Every line of the entries that holds the word "Baldewinus" is to be copied.

○ ○ ○ ○

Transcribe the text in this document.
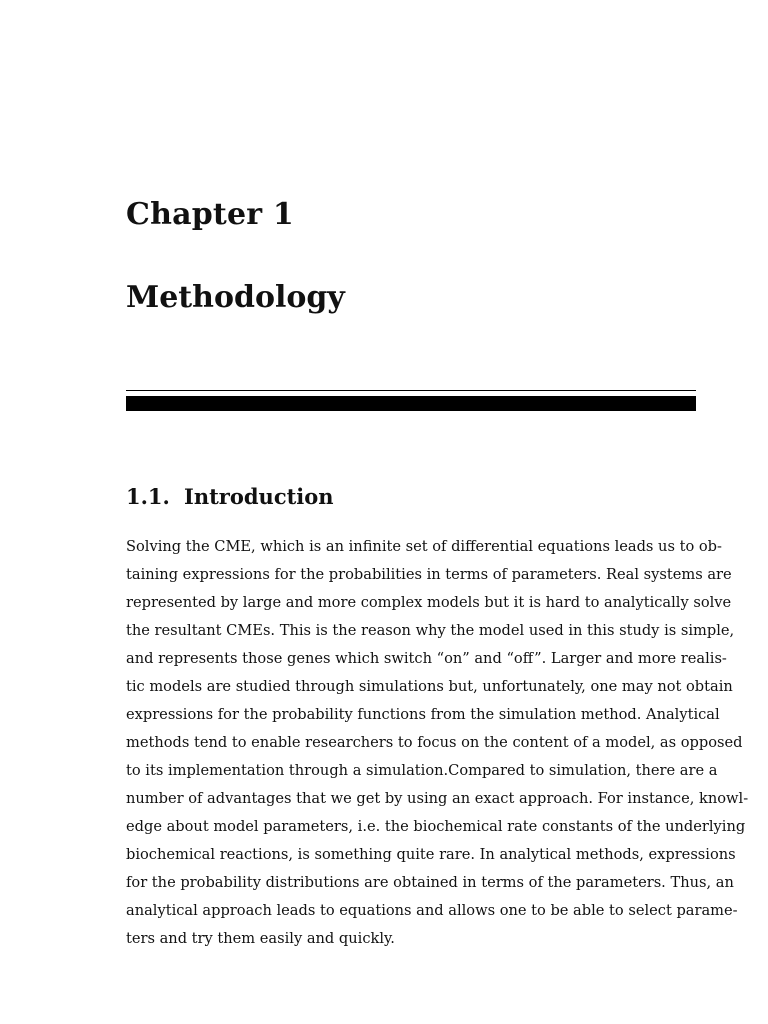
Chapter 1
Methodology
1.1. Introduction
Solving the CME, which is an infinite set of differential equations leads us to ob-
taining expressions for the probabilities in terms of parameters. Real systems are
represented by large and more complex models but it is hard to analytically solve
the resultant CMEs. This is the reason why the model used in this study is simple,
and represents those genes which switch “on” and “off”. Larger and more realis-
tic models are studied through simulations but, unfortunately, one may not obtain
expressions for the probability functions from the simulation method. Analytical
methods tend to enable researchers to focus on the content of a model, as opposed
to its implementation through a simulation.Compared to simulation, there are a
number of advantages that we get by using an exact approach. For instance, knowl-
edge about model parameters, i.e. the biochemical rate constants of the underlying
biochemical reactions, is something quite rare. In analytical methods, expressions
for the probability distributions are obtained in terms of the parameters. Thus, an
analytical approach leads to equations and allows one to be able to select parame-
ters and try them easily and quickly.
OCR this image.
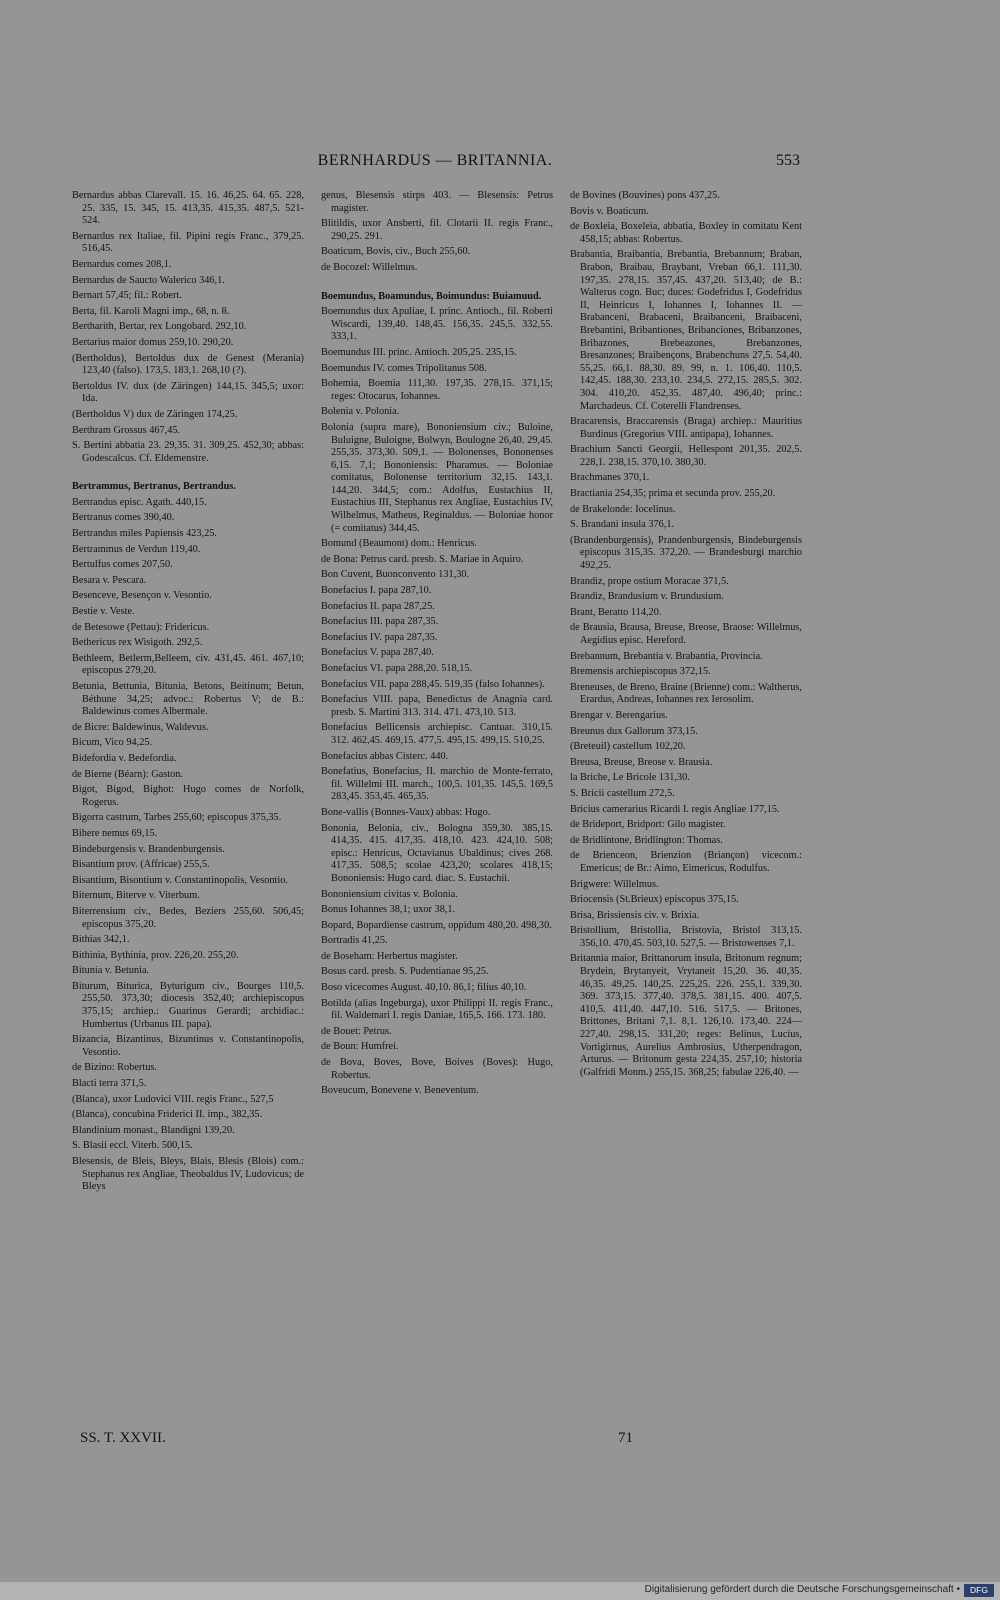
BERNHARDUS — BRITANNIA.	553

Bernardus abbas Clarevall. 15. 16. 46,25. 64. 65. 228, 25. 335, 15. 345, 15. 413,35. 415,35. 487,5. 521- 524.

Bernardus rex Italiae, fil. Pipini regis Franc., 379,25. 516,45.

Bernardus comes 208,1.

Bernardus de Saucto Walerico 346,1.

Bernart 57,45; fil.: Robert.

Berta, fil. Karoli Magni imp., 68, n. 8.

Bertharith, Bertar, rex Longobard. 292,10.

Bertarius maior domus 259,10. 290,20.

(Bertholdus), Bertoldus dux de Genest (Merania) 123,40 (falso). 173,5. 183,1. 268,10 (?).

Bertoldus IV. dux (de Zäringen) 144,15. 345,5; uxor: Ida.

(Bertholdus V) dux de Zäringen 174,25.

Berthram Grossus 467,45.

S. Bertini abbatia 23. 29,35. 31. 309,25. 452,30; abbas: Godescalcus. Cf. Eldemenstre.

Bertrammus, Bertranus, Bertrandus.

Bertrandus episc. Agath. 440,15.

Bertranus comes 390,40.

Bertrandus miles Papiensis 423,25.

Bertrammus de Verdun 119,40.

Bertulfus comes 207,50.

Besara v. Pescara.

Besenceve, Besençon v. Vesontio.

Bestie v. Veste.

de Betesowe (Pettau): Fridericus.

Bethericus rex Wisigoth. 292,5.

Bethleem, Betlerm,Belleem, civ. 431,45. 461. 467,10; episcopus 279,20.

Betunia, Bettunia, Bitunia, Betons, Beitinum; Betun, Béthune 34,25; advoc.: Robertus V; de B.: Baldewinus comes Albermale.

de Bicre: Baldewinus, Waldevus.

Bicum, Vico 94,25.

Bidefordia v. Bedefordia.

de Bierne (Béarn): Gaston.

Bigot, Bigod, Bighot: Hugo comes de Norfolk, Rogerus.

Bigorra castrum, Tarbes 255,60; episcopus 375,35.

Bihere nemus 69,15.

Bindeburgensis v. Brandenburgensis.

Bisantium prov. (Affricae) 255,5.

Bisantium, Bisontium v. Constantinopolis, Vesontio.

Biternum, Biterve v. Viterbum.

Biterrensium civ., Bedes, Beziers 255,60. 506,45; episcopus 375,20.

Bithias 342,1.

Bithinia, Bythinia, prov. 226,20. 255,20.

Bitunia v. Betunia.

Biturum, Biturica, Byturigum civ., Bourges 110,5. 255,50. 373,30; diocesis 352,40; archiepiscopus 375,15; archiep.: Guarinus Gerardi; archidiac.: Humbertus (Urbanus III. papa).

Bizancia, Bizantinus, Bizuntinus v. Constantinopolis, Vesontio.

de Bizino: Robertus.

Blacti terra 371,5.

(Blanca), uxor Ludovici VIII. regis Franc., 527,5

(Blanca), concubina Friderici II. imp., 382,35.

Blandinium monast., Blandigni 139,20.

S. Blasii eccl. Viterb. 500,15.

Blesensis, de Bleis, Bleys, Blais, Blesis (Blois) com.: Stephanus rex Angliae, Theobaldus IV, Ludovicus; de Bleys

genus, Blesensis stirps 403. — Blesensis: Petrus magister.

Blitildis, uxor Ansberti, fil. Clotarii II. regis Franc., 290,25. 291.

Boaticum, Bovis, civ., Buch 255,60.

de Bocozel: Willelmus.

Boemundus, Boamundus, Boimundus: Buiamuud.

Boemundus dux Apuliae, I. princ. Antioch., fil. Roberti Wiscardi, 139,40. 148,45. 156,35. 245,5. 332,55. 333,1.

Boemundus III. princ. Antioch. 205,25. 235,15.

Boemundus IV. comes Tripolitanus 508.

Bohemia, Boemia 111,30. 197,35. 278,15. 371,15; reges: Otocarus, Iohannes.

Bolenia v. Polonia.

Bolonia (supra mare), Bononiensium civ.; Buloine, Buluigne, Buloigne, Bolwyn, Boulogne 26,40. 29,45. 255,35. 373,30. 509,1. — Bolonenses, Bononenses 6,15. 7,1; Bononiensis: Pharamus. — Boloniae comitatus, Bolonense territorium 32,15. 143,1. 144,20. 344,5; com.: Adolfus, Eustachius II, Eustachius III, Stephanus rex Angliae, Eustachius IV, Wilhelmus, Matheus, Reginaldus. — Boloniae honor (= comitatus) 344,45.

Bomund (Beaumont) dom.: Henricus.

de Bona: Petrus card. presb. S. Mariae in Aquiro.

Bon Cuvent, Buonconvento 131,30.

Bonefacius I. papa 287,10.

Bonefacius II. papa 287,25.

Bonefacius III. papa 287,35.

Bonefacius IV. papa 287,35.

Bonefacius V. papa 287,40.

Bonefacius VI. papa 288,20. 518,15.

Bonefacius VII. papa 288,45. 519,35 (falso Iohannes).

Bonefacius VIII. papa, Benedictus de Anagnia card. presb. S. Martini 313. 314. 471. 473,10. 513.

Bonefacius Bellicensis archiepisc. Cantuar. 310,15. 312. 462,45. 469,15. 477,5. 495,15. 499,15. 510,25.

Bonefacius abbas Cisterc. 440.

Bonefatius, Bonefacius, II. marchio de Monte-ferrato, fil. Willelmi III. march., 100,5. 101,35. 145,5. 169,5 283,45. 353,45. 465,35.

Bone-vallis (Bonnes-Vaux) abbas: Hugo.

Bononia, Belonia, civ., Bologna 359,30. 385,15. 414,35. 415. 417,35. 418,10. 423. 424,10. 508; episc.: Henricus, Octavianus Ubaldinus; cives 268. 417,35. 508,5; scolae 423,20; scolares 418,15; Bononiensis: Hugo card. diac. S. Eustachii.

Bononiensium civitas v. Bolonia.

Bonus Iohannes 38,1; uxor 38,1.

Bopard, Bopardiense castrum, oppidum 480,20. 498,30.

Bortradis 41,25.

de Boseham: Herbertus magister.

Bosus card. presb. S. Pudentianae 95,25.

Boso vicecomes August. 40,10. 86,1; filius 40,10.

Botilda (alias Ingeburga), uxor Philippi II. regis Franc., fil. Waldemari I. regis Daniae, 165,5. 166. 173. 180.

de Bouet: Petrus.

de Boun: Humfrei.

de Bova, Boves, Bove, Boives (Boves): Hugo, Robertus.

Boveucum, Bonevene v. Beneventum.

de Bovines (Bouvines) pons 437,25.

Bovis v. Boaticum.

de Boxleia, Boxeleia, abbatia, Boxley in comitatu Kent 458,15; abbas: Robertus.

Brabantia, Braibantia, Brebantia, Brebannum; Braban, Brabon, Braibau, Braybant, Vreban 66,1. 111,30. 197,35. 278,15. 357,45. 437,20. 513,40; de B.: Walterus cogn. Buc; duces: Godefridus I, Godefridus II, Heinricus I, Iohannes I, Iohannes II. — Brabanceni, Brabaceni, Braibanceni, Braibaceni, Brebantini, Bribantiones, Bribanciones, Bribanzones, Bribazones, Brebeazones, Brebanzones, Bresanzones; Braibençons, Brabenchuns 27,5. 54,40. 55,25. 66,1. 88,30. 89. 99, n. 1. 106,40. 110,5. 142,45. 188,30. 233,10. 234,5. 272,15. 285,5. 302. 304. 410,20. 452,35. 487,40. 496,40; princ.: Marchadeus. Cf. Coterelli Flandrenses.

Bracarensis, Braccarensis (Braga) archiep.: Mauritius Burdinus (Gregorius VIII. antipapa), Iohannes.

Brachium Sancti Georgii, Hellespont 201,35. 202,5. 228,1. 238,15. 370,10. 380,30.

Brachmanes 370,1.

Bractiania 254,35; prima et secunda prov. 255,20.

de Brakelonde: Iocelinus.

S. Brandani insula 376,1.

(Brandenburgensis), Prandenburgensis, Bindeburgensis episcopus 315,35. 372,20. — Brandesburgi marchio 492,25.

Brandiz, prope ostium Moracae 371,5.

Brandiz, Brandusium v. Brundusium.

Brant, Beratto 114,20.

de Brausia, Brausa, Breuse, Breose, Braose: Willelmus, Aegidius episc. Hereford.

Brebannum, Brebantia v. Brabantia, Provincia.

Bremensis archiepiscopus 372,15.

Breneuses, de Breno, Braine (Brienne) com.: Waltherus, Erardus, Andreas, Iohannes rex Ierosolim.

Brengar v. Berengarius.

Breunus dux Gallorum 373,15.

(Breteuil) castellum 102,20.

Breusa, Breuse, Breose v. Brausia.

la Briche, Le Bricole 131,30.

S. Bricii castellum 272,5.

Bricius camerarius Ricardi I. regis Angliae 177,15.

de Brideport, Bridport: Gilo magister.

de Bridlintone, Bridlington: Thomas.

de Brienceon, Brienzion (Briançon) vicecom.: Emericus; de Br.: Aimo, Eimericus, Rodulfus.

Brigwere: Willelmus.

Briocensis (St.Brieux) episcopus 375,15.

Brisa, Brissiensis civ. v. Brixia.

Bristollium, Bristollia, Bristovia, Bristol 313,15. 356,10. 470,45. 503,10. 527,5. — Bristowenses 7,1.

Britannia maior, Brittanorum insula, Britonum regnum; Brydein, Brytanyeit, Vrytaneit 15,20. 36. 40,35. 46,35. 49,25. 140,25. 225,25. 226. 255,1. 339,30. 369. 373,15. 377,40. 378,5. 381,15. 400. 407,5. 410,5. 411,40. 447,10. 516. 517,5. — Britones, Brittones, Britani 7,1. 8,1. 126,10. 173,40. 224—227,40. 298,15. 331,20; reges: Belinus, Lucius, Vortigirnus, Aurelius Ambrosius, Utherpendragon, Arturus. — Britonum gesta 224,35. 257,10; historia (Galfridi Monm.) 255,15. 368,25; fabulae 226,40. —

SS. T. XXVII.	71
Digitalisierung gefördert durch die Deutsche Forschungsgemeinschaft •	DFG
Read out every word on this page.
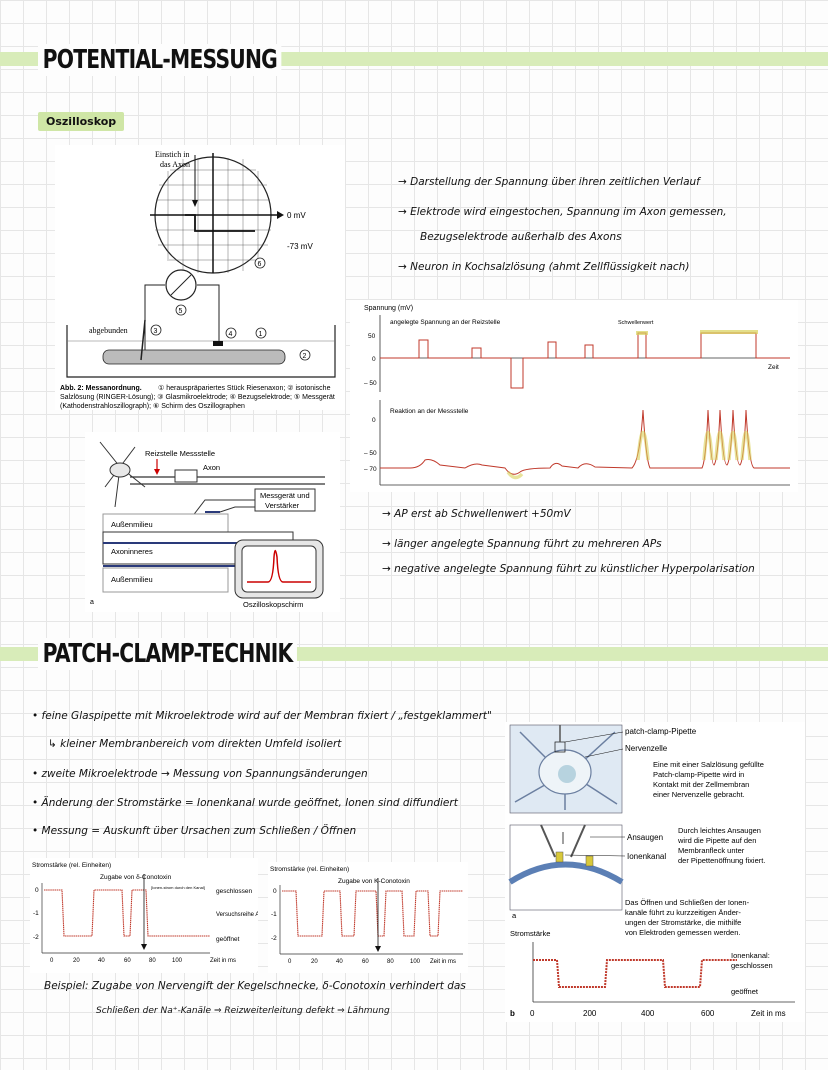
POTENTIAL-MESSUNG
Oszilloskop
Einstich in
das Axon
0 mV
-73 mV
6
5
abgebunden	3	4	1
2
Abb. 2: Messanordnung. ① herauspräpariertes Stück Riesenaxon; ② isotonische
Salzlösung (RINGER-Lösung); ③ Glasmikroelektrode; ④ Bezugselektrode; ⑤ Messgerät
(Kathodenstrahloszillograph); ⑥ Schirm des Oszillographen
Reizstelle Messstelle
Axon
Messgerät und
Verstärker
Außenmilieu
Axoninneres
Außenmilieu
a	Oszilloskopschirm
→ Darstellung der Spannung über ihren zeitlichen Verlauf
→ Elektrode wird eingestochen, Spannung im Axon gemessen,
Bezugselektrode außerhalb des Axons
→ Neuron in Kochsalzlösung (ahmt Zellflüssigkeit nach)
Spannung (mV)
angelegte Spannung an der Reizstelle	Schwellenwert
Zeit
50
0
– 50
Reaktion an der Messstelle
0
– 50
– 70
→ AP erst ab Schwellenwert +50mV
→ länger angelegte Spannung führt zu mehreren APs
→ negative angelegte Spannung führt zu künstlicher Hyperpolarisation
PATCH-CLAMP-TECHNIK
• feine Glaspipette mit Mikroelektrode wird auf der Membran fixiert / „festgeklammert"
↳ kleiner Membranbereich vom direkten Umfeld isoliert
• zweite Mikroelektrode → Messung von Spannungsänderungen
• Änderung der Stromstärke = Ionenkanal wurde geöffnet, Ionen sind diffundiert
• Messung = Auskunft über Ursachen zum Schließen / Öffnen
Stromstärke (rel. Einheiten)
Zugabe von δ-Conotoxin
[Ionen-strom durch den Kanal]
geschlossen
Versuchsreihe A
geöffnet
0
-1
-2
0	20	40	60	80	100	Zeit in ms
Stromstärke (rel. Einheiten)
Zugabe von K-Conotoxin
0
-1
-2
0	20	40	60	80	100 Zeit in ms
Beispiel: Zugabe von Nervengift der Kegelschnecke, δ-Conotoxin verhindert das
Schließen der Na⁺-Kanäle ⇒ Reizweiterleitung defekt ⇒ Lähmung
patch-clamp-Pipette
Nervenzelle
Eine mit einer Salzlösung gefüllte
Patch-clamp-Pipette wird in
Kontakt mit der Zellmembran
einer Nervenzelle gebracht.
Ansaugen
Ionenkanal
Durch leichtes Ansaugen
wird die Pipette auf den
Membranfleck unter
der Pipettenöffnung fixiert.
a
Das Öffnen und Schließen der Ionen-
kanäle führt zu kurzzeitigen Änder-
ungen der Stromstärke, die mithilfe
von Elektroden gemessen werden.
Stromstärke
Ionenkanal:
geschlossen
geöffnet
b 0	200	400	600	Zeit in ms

○ ○ ○ ○

## RESPONSE BELOW
Betunia, Bettunia, Bitunia, Betons, Beitinum; Betun, Béthune 34,25; advoc.: Robertus V; de B.: Baldewinus comes Albermale.
de Bicre: Baldewinus, Waldevus.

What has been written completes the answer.